| TASK INSTRUCTIONS |
Restate the entries below verbatim.

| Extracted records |
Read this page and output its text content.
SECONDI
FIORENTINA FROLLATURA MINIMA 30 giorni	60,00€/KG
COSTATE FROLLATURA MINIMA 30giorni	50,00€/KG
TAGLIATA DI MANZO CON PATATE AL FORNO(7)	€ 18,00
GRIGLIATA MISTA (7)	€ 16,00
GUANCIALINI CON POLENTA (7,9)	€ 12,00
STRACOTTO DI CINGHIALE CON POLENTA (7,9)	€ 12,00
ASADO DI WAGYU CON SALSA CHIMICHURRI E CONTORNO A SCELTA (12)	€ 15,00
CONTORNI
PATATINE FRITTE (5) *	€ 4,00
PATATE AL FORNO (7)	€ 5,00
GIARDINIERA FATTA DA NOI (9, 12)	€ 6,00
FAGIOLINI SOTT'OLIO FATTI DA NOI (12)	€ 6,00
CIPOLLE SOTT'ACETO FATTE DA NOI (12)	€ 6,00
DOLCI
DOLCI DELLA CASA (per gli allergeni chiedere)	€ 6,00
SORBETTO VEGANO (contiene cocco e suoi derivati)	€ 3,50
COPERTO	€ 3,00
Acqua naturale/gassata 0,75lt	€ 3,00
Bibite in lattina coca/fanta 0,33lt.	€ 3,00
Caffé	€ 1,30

| COMPLETED EXERCISE |
Read this page and output its text content.
SECONDI
FIORENTINA FROLLATURA MINIMA 30 giorni	60,00€/KG
COSTATE FROLLATURA MINIMA 30giorni	50,00€/KG
TAGLIATA DI MANZO CON PATATE AL FORNO(7)	€ 18,00
GRIGLIATA MISTA (7)	€ 16,00
GUANCIALINI CON POLENTA (7,9)	€ 12,00
STRACOTTO DI CINGHIALE CON POLENTA (7,9)	€ 12,00
ASADO DI WAGYU CON SALSA CHIMICHURRI E CONTORNO A SCELTA (12)	€ 15,00
CONTORNI
PATATINE FRITTE (5) *	€ 4,00
PATATE AL FORNO (7)	€ 5,00
GIARDINIERA FATTA DA NOI (9, 12)	€ 6,00
FAGIOLINI SOTT'OLIO FATTI DA NOI (12)	€ 6,00
CIPOLLE SOTT'ACETO FATTE DA NOI (12)	€ 6,00
DOLCI
DOLCI DELLA CASA (per gli allergeni chiedere)	€ 6,00
SORBETTO VEGANO (contiene cocco e suoi derivati)	€ 3,50
COPERTO	€ 3,00
Acqua naturale/gassata 0,75lt	€ 3,00
Bibite in lattina coca/fanta 0,33lt.	€ 3,00
Caffé	€ 1,30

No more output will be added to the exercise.